> _REQUIRED TASK_: Print the data that follows exactly.
* BEGIN SOURCE MATERIAL *
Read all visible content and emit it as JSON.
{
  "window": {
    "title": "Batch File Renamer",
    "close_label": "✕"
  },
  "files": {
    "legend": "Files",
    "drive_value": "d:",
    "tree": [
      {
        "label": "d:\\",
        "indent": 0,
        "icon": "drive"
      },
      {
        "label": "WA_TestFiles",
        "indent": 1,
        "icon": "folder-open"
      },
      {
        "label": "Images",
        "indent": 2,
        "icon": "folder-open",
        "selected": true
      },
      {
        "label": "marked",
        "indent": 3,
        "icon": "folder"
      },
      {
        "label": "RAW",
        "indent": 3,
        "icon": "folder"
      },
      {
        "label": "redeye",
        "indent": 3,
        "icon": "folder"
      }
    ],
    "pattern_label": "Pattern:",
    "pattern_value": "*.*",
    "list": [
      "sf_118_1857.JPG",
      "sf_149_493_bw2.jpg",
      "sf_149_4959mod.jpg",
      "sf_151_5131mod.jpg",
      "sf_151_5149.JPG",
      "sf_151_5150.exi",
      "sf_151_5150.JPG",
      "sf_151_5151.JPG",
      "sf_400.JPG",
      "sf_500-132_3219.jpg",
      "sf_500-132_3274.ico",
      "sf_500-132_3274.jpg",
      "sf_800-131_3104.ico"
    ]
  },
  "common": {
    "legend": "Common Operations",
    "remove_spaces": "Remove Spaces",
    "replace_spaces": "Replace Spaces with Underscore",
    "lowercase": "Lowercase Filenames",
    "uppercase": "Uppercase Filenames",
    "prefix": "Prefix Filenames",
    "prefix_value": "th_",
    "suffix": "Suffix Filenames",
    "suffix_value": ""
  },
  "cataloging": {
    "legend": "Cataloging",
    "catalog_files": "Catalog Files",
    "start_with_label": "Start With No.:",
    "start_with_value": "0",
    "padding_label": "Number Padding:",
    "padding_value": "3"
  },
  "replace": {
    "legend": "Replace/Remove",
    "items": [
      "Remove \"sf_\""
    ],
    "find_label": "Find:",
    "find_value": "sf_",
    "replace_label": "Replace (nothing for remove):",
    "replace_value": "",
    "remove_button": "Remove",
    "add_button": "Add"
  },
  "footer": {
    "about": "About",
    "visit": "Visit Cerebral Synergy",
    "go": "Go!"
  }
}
* END SOURCE MATERIAL *
> _CORRECT ANSWER_:
Read all visible content and emit it as JSON.
{
  "window": {
    "title": "Batch File Renamer",
    "close_label": "✕"
  },
  "files": {
    "legend": "Files",
    "drive_value": "d:",
    "tree": [
      {
        "label": "d:\\",
        "indent": 0,
        "icon": "drive"
      },
      {
        "label": "WA_TestFiles",
        "indent": 1,
        "icon": "folder-open"
      },
      {
        "label": "Images",
        "indent": 2,
        "icon": "folder-open",
        "selected": true
      },
      {
        "label": "marked",
        "indent": 3,
        "icon": "folder"
      },
      {
        "label": "RAW",
        "indent": 3,
        "icon": "folder"
      },
      {
        "label": "redeye",
        "indent": 3,
        "icon": "folder"
      }
    ],
    "pattern_label": "Pattern:",
    "pattern_value": "*.*",
    "list": [
      "sf_118_1857.JPG",
      "sf_149_493_bw2.jpg",
      "sf_149_4959mod.jpg",
      "sf_151_5131mod.jpg",
      "sf_151_5149.JPG",
      "sf_151_5150.exi",
      "sf_151_5150.JPG",
      "sf_151_5151.JPG",
      "sf_400.JPG",
      "sf_500-132_3219.jpg",
      "sf_500-132_3274.ico",
      "sf_500-132_3274.jpg",
      "sf_800-131_3104.ico"
    ]
  },
  "common": {
    "legend": "Common Operations",
    "remove_spaces": "Remove Spaces",
    "replace_spaces": "Replace Spaces with Underscore",
    "lowercase": "Lowercase Filenames",
    "uppercase": "Uppercase Filenames",
    "prefix": "Prefix Filenames",
    "prefix_value": "th_",
    "suffix": "Suffix Filenames",
    "suffix_value": ""
  },
  "cataloging": {
    "legend": "Cataloging",
    "catalog_files": "Catalog Files",
    "start_with_label": "Start With No.:",
    "start_with_value": "0",
    "padding_label": "Number Padding:",
    "padding_value": "3"
  },
  "replace": {
    "legend": "Replace/Remove",
    "items": [
      "Remove \"sf_\""
    ],
    "find_label": "Find:",
    "find_value": "sf_",
    "replace_label": "Replace (nothing for remove):",
    "replace_value": "",
    "remove_button": "Remove",
    "add_button": "Add"
  },
  "footer": {
    "about": "About",
    "visit": "Visit Cerebral Synergy",
    "go": "Go!"
  }
}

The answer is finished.